[Collected data]
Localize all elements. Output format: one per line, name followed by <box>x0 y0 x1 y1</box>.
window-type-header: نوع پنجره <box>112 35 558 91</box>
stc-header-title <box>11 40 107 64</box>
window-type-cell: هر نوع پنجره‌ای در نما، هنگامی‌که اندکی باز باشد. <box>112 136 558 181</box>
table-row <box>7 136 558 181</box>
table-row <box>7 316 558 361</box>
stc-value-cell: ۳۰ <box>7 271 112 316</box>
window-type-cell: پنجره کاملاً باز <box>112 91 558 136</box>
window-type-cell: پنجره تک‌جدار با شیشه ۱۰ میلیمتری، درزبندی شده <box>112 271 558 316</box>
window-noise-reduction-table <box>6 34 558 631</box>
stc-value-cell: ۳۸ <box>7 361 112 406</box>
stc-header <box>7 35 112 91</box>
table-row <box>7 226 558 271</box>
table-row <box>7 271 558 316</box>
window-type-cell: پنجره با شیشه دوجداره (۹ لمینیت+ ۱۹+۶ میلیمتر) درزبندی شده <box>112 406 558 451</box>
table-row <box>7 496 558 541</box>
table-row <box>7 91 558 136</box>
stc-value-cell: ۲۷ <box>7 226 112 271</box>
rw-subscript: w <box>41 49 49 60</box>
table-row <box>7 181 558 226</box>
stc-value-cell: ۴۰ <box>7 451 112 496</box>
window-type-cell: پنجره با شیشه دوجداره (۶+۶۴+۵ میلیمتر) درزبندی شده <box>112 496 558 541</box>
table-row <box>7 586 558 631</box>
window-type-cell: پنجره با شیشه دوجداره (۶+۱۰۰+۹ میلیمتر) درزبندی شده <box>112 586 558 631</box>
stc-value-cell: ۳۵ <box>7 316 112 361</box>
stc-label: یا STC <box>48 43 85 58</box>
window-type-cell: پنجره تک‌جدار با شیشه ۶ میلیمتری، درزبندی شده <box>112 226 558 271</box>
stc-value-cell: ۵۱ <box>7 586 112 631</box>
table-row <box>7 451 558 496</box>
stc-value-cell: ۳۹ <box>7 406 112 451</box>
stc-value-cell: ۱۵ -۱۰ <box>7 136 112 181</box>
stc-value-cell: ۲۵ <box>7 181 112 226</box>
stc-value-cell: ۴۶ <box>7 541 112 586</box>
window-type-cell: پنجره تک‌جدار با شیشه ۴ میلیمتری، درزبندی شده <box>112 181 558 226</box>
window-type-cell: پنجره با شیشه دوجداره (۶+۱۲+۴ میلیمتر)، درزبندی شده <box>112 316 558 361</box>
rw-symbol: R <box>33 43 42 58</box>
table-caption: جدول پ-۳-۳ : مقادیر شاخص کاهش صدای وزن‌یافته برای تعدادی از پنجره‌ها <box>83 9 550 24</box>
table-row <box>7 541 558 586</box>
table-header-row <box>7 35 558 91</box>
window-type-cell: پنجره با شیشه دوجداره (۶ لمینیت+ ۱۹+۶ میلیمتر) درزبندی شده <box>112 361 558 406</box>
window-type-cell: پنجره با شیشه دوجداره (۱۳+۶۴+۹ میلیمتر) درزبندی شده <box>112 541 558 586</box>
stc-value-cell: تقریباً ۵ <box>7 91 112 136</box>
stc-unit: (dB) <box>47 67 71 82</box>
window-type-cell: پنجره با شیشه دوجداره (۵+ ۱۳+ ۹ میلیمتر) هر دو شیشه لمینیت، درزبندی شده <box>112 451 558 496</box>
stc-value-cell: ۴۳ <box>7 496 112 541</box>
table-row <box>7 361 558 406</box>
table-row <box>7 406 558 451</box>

[Requirements]: Please pull out every line of the data above that contains the string "میلیمتری", and list each one in full.

[Response for this exercise]:
window-type-cell: پنجره تک‌جدار با شیشه ۱۰ میلیمتری، درزبندی شده <box>112 271 558 316</box>
window-type-cell: پنجره تک‌جدار با شیشه ۶ میلیمتری، درزبندی شده <box>112 226 558 271</box>
window-type-cell: پنجره تک‌جدار با شیشه ۴ میلیمتری، درزبندی شده <box>112 181 558 226</box>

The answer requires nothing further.